Problem requirements » The listing below should be printed exactly, every line of it. Skip the pictures.

Records provided »
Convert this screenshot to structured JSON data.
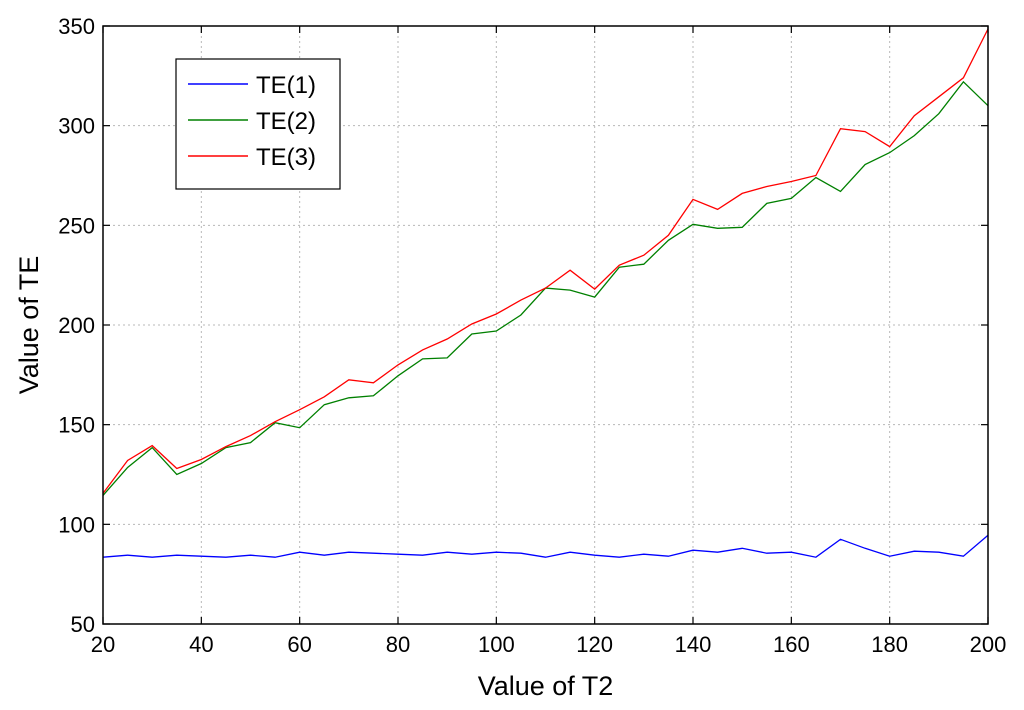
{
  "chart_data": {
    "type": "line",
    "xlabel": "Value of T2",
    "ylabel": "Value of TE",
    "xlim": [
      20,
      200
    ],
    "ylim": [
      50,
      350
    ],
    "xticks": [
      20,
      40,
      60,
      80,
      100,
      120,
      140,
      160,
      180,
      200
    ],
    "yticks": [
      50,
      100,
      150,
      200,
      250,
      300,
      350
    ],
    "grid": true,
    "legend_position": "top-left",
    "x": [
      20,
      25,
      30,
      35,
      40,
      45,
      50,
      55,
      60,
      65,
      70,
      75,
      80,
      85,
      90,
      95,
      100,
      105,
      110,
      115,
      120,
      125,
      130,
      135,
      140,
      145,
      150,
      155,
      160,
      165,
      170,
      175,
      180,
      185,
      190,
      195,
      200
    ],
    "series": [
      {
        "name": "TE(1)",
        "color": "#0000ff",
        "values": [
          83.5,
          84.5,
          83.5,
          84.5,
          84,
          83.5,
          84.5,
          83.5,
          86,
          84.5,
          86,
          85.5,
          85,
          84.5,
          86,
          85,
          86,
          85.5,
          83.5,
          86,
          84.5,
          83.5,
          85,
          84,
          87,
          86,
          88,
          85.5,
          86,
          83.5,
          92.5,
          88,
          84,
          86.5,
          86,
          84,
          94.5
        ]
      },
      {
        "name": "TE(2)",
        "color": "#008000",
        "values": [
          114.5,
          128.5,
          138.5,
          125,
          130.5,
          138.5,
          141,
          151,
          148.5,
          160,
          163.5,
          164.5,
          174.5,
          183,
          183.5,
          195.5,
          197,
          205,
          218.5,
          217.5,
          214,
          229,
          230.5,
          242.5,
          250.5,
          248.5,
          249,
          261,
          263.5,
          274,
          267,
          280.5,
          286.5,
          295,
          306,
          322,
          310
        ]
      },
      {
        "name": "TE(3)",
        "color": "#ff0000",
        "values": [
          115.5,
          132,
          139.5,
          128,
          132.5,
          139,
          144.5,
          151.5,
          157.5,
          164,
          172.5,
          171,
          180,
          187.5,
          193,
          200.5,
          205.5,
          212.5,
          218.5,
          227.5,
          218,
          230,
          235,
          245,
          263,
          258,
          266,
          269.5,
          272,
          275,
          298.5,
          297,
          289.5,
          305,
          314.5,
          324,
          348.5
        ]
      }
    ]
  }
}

Expected answer »
Convert this screenshot to structured JSON data.
{
  "chart_data": {
    "type": "line",
    "xlabel": "Value of T2",
    "ylabel": "Value of TE",
    "xlim": [
      20,
      200
    ],
    "ylim": [
      50,
      350
    ],
    "xticks": [
      20,
      40,
      60,
      80,
      100,
      120,
      140,
      160,
      180,
      200
    ],
    "yticks": [
      50,
      100,
      150,
      200,
      250,
      300,
      350
    ],
    "grid": true,
    "legend_position": "top-left",
    "x": [
      20,
      25,
      30,
      35,
      40,
      45,
      50,
      55,
      60,
      65,
      70,
      75,
      80,
      85,
      90,
      95,
      100,
      105,
      110,
      115,
      120,
      125,
      130,
      135,
      140,
      145,
      150,
      155,
      160,
      165,
      170,
      175,
      180,
      185,
      190,
      195,
      200
    ],
    "series": [
      {
        "name": "TE(1)",
        "color": "#0000ff",
        "values": [
          83.5,
          84.5,
          83.5,
          84.5,
          84,
          83.5,
          84.5,
          83.5,
          86,
          84.5,
          86,
          85.5,
          85,
          84.5,
          86,
          85,
          86,
          85.5,
          83.5,
          86,
          84.5,
          83.5,
          85,
          84,
          87,
          86,
          88,
          85.5,
          86,
          83.5,
          92.5,
          88,
          84,
          86.5,
          86,
          84,
          94.5
        ]
      },
      {
        "name": "TE(2)",
        "color": "#008000",
        "values": [
          114.5,
          128.5,
          138.5,
          125,
          130.5,
          138.5,
          141,
          151,
          148.5,
          160,
          163.5,
          164.5,
          174.5,
          183,
          183.5,
          195.5,
          197,
          205,
          218.5,
          217.5,
          214,
          229,
          230.5,
          242.5,
          250.5,
          248.5,
          249,
          261,
          263.5,
          274,
          267,
          280.5,
          286.5,
          295,
          306,
          322,
          310
        ]
      },
      {
        "name": "TE(3)",
        "color": "#ff0000",
        "values": [
          115.5,
          132,
          139.5,
          128,
          132.5,
          139,
          144.5,
          151.5,
          157.5,
          164,
          172.5,
          171,
          180,
          187.5,
          193,
          200.5,
          205.5,
          212.5,
          218.5,
          227.5,
          218,
          230,
          235,
          245,
          263,
          258,
          266,
          269.5,
          272,
          275,
          298.5,
          297,
          289.5,
          305,
          314.5,
          324,
          348.5
        ]
      }
    ]
  }
}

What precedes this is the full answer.